----- Entries supplied
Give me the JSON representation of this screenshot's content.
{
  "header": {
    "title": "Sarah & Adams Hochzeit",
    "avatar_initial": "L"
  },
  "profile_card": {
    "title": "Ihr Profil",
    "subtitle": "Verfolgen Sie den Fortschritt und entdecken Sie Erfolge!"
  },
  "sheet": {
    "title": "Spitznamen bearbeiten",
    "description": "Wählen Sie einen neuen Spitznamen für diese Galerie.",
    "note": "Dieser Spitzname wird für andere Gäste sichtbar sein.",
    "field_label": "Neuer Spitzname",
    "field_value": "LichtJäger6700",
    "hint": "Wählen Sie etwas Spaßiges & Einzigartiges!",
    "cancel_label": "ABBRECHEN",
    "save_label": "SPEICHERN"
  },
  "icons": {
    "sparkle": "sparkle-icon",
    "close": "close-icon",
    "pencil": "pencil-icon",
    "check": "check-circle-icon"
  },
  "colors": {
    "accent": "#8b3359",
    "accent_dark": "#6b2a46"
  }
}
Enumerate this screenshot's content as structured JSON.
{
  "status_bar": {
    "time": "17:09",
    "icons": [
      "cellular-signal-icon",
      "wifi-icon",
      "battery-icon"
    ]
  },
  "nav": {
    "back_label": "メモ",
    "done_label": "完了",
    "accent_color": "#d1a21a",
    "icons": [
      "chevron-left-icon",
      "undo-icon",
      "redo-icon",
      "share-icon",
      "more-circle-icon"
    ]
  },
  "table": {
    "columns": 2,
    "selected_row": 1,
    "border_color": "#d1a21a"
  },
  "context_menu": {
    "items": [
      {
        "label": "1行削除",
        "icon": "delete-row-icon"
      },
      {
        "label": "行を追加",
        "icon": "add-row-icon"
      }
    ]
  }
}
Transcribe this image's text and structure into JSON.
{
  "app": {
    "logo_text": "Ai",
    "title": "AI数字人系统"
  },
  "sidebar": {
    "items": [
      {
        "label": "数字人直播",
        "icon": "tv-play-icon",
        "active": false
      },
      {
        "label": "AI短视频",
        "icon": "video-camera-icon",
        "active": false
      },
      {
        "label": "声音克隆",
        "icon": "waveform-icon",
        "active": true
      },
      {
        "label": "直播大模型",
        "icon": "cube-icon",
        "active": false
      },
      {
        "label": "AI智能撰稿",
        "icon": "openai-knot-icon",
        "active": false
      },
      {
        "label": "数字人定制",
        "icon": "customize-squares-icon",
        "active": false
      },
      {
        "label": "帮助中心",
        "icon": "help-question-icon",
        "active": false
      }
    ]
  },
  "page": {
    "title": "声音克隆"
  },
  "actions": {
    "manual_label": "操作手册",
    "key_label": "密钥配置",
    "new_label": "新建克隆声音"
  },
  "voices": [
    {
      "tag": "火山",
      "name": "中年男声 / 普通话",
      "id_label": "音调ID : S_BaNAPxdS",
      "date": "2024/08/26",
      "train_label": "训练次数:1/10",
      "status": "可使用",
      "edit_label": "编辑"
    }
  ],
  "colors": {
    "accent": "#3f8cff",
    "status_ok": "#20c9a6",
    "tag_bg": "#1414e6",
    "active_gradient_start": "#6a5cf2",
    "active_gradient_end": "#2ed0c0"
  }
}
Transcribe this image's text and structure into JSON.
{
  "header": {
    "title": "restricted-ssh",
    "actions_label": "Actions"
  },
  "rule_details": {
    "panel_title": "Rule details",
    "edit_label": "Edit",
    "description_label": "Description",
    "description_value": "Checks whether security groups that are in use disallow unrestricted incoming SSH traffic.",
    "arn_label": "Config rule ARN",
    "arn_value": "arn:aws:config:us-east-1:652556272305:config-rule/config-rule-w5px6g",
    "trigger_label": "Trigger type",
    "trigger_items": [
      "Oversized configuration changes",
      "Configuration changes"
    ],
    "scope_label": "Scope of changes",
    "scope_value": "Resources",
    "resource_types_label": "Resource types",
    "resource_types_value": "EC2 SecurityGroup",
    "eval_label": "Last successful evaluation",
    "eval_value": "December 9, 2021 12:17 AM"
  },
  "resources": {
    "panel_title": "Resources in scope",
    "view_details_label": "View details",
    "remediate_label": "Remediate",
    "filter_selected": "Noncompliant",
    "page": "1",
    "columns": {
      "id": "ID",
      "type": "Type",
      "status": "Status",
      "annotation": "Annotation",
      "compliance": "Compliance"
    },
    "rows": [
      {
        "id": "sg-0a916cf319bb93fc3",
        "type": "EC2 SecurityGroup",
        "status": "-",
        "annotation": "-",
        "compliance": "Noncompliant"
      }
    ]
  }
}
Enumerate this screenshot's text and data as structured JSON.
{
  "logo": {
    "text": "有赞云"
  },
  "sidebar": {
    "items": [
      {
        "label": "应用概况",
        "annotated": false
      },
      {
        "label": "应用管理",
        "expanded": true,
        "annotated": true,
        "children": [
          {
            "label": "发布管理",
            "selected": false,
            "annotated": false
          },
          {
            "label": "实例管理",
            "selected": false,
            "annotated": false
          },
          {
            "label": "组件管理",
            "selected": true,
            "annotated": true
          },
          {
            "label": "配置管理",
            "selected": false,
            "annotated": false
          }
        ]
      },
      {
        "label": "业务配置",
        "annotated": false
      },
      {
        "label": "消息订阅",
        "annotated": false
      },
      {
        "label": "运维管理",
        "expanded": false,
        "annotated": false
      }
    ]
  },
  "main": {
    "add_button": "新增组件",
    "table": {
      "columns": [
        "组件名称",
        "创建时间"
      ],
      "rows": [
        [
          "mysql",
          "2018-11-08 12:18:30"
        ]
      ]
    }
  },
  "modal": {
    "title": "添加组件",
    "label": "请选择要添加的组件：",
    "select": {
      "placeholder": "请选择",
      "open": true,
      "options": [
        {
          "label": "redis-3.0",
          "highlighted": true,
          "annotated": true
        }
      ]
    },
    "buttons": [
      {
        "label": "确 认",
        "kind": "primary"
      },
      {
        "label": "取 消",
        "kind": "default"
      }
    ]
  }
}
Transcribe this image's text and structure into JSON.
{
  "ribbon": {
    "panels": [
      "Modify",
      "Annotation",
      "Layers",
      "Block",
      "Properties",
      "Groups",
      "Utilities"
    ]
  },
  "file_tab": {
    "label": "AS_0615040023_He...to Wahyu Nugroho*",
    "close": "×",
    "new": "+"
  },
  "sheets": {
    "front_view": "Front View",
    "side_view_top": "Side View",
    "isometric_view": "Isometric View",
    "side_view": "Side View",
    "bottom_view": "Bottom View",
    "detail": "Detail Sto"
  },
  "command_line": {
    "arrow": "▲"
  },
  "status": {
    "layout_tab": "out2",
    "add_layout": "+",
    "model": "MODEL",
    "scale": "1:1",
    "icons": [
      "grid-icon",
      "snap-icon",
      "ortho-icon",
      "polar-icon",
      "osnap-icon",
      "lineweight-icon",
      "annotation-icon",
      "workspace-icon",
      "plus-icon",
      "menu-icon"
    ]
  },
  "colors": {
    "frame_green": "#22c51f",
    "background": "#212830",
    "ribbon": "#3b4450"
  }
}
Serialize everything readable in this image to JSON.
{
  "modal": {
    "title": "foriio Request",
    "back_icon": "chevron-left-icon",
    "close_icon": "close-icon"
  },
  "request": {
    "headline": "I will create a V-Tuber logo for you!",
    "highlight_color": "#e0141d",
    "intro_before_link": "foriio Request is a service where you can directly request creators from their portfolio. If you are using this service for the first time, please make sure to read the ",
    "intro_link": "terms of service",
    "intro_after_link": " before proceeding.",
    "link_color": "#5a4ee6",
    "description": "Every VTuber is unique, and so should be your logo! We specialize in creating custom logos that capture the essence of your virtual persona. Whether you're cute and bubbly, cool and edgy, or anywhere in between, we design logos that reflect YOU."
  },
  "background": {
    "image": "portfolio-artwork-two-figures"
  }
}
----------
▶ [Given request] Quote the material exactly, leaving nothing out.

▶ [The completed task]
Give me the JSON representation of this screenshot's content.
{
  "header": {
    "title": "Sarah & Adams Hochzeit",
    "avatar_initial": "L"
  },
  "profile_card": {
    "title": "Ihr Profil",
    "subtitle": "Verfolgen Sie den Fortschritt und entdecken Sie Erfolge!"
  },
  "sheet": {
    "title": "Spitznamen bearbeiten",
    "description": "Wählen Sie einen neuen Spitznamen für diese Galerie.",
    "note": "Dieser Spitzname wird für andere Gäste sichtbar sein.",
    "field_label": "Neuer Spitzname",
    "field_value": "LichtJäger6700",
    "hint": "Wählen Sie etwas Spaßiges & Einzigartiges!",
    "cancel_label": "ABBRECHEN",
    "save_label": "SPEICHERN"
  },
  "icons": {
    "sparkle": "sparkle-icon",
    "close": "close-icon",
    "pencil": "pencil-icon",
    "check": "check-circle-icon"
  },
  "colors": {
    "accent": "#8b3359",
    "accent_dark": "#6b2a46"
  }
}
Enumerate this screenshot's content as structured JSON.
{
  "status_bar": {
    "time": "17:09",
    "icons": [
      "cellular-signal-icon",
      "wifi-icon",
      "battery-icon"
    ]
  },
  "nav": {
    "back_label": "メモ",
    "done_label": "完了",
    "accent_color": "#d1a21a",
    "icons": [
      "chevron-left-icon",
      "undo-icon",
      "redo-icon",
      "share-icon",
      "more-circle-icon"
    ]
  },
  "table": {
    "columns": 2,
    "selected_row": 1,
    "border_color": "#d1a21a"
  },
  "context_menu": {
    "items": [
      {
        "label": "1行削除",
        "icon": "delete-row-icon"
      },
      {
        "label": "行を追加",
        "icon": "add-row-icon"
      }
    ]
  }
}
Transcribe this image's text and structure into JSON.
{
  "app": {
    "logo_text": "Ai",
    "title": "AI数字人系统"
  },
  "sidebar": {
    "items": [
      {
        "label": "数字人直播",
        "icon": "tv-play-icon",
        "active": false
      },
      {
        "label": "AI短视频",
        "icon": "video-camera-icon",
        "active": false
      },
      {
        "label": "声音克隆",
        "icon": "waveform-icon",
        "active": true
      },
      {
        "label": "直播大模型",
        "icon": "cube-icon",
        "active": false
      },
      {
        "label": "AI智能撰稿",
        "icon": "openai-knot-icon",
        "active": false
      },
      {
        "label": "数字人定制",
        "icon": "customize-squares-icon",
        "active": false
      },
      {
        "label": "帮助中心",
        "icon": "help-question-icon",
        "active": false
      }
    ]
  },
  "page": {
    "title": "声音克隆"
  },
  "actions": {
    "manual_label": "操作手册",
    "key_label": "密钥配置",
    "new_label": "新建克隆声音"
  },
  "voices": [
    {
      "tag": "火山",
      "name": "中年男声 / 普通话",
      "id_label": "音调ID : S_BaNAPxdS",
      "date": "2024/08/26",
      "train_label": "训练次数:1/10",
      "status": "可使用",
      "edit_label": "编辑"
    }
  ],
  "colors": {
    "accent": "#3f8cff",
    "status_ok": "#20c9a6",
    "tag_bg": "#1414e6",
    "active_gradient_start": "#6a5cf2",
    "active_gradient_end": "#2ed0c0"
  }
}
Transcribe this image's text and structure into JSON.
{
  "header": {
    "title": "restricted-ssh",
    "actions_label": "Actions"
  },
  "rule_details": {
    "panel_title": "Rule details",
    "edit_label": "Edit",
    "description_label": "Description",
    "description_value": "Checks whether security groups that are in use disallow unrestricted incoming SSH traffic.",
    "arn_label": "Config rule ARN",
    "arn_value": "arn:aws:config:us-east-1:652556272305:config-rule/config-rule-w5px6g",
    "trigger_label": "Trigger type",
    "trigger_items": [
      "Oversized configuration changes",
      "Configuration changes"
    ],
    "scope_label": "Scope of changes",
    "scope_value": "Resources",
    "resource_types_label": "Resource types",
    "resource_types_value": "EC2 SecurityGroup",
    "eval_label": "Last successful evaluation",
    "eval_value": "December 9, 2021 12:17 AM"
  },
  "resources": {
    "panel_title": "Resources in scope",
    "view_details_label": "View details",
    "remediate_label": "Remediate",
    "filter_selected": "Noncompliant",
    "page": "1",
    "columns": {
      "id": "ID",
      "type": "Type",
      "status": "Status",
      "annotation": "Annotation",
      "compliance": "Compliance"
    },
    "rows": [
      {
        "id": "sg-0a916cf319bb93fc3",
        "type": "EC2 SecurityGroup",
        "status": "-",
        "annotation": "-",
        "compliance": "Noncompliant"
      }
    ]
  }
}
Enumerate this screenshot's text and data as structured JSON.
{
  "logo": {
    "text": "有赞云"
  },
  "sidebar": {
    "items": [
      {
        "label": "应用概况",
        "annotated": false
      },
      {
        "label": "应用管理",
        "expanded": true,
        "annotated": true,
        "children": [
          {
            "label": "发布管理",
            "selected": false,
            "annotated": false
          },
          {
            "label": "实例管理",
            "selected": false,
            "annotated": false
          },
          {
            "label": "组件管理",
            "selected": true,
            "annotated": true
          },
          {
            "label": "配置管理",
            "selected": false,
            "annotated": false
          }
        ]
      },
      {
        "label": "业务配置",
        "annotated": false
      },
      {
        "label": "消息订阅",
        "annotated": false
      },
      {
        "label": "运维管理",
        "expanded": false,
        "annotated": false
      }
    ]
  },
  "main": {
    "add_button": "新增组件",
    "table": {
      "columns": [
        "组件名称",
        "创建时间"
      ],
      "rows": [
        [
          "mysql",
          "2018-11-08 12:18:30"
        ]
      ]
    }
  },
  "modal": {
    "title": "添加组件",
    "label": "请选择要添加的组件：",
    "select": {
      "placeholder": "请选择",
      "open": true,
      "options": [
        {
          "label": "redis-3.0",
          "highlighted": true,
          "annotated": true
        }
      ]
    },
    "buttons": [
      {
        "label": "确 认",
        "kind": "primary"
      },
      {
        "label": "取 消",
        "kind": "default"
      }
    ]
  }
}
Transcribe this image's text and structure into JSON.
{
  "ribbon": {
    "panels": [
      "Modify",
      "Annotation",
      "Layers",
      "Block",
      "Properties",
      "Groups",
      "Utilities"
    ]
  },
  "file_tab": {
    "label": "AS_0615040023_He...to Wahyu Nugroho*",
    "close": "×",
    "new": "+"
  },
  "sheets": {
    "front_view": "Front View",
    "side_view_top": "Side View",
    "isometric_view": "Isometric View",
    "side_view": "Side View",
    "bottom_view": "Bottom View",
    "detail": "Detail Sto"
  },
  "command_line": {
    "arrow": "▲"
  },
  "status": {
    "layout_tab": "out2",
    "add_layout": "+",
    "model": "MODEL",
    "scale": "1:1",
    "icons": [
      "grid-icon",
      "snap-icon",
      "ortho-icon",
      "polar-icon",
      "osnap-icon",
      "lineweight-icon",
      "annotation-icon",
      "workspace-icon",
      "plus-icon",
      "menu-icon"
    ]
  },
  "colors": {
    "frame_green": "#22c51f",
    "background": "#212830",
    "ribbon": "#3b4450"
  }
}
Serialize everything readable in this image to JSON.
{
  "modal": {
    "title": "foriio Request",
    "back_icon": "chevron-left-icon",
    "close_icon": "close-icon"
  },
  "request": {
    "headline": "I will create a V-Tuber logo for you!",
    "highlight_color": "#e0141d",
    "intro_before_link": "foriio Request is a service where you can directly request creators from their portfolio. If you are using this service for the first time, please make sure to read the ",
    "intro_link": "terms of service",
    "intro_after_link": " before proceeding.",
    "link_color": "#5a4ee6",
    "description": "Every VTuber is unique, and so should be your logo! We specialize in creating custom logos that capture the essence of your virtual persona. Whether you're cute and bubbly, cool and edgy, or anywhere in between, we design logos that reflect YOU."
  },
  "background": {
    "image": "portfolio-artwork-two-figures"
  }
}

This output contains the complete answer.